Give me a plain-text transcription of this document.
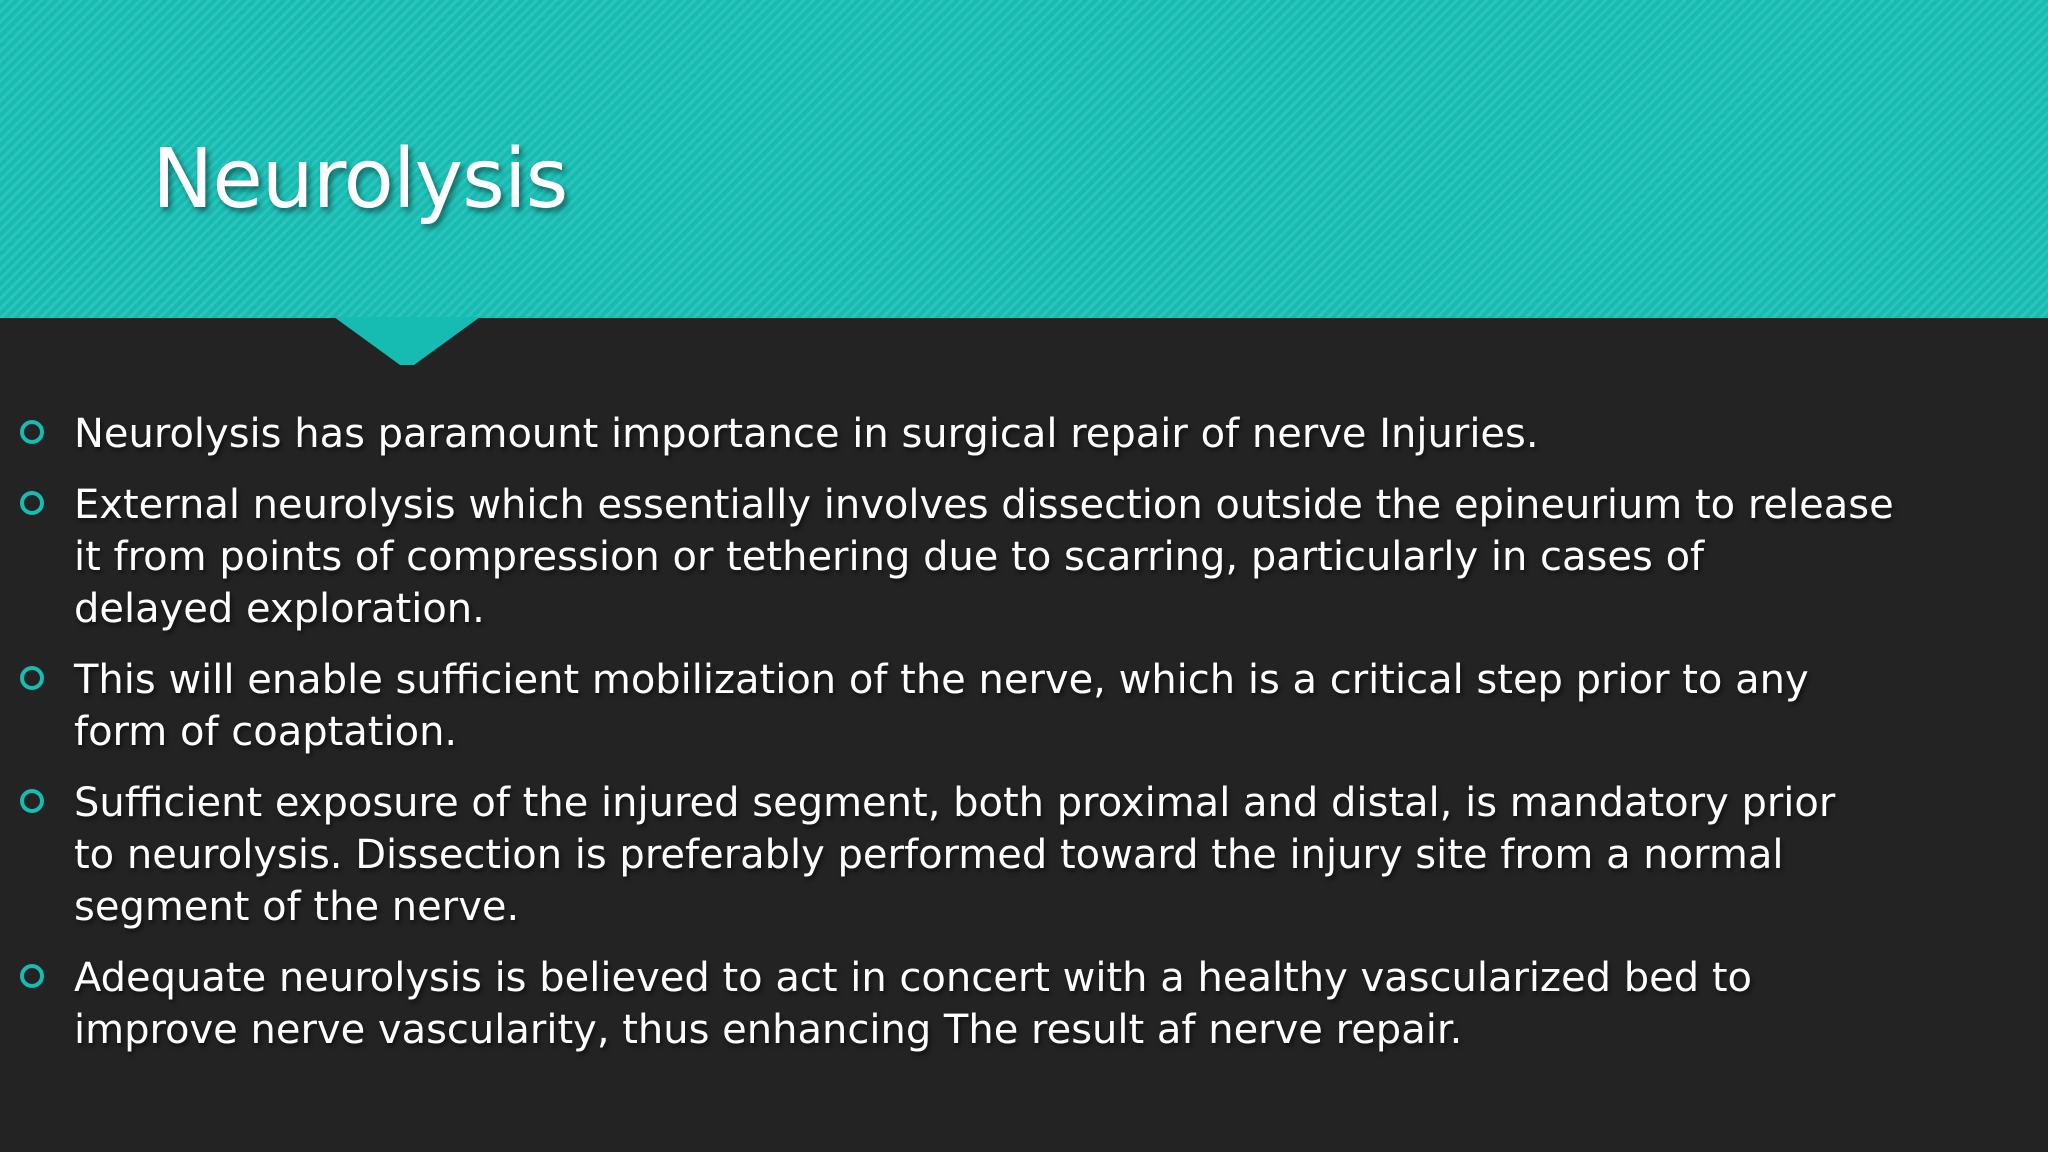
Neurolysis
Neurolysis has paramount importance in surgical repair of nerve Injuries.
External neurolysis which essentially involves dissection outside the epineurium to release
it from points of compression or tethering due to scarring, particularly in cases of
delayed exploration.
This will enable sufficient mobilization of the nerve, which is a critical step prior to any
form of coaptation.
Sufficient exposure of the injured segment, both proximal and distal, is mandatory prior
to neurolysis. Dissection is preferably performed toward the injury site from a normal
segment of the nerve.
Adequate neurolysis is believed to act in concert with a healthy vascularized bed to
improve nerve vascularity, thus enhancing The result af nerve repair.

### Aim of the task
Repeat the listing verbatim. Skip the pictures.

### Reply
Give me a plain-text transcription of this document.
Neurolysis
Neurolysis has paramount importance in surgical repair of nerve Injuries.
External neurolysis which essentially involves dissection outside the epineurium to release
it from points of compression or tethering due to scarring, particularly in cases of
delayed exploration.
This will enable sufficient mobilization of the nerve, which is a critical step prior to any
form of coaptation.
Sufficient exposure of the injured segment, both proximal and distal, is mandatory prior
to neurolysis. Dissection is preferably performed toward the injury site from a normal
segment of the nerve.
Adequate neurolysis is believed to act in concert with a healthy vascularized bed to
improve nerve vascularity, thus enhancing The result af nerve repair.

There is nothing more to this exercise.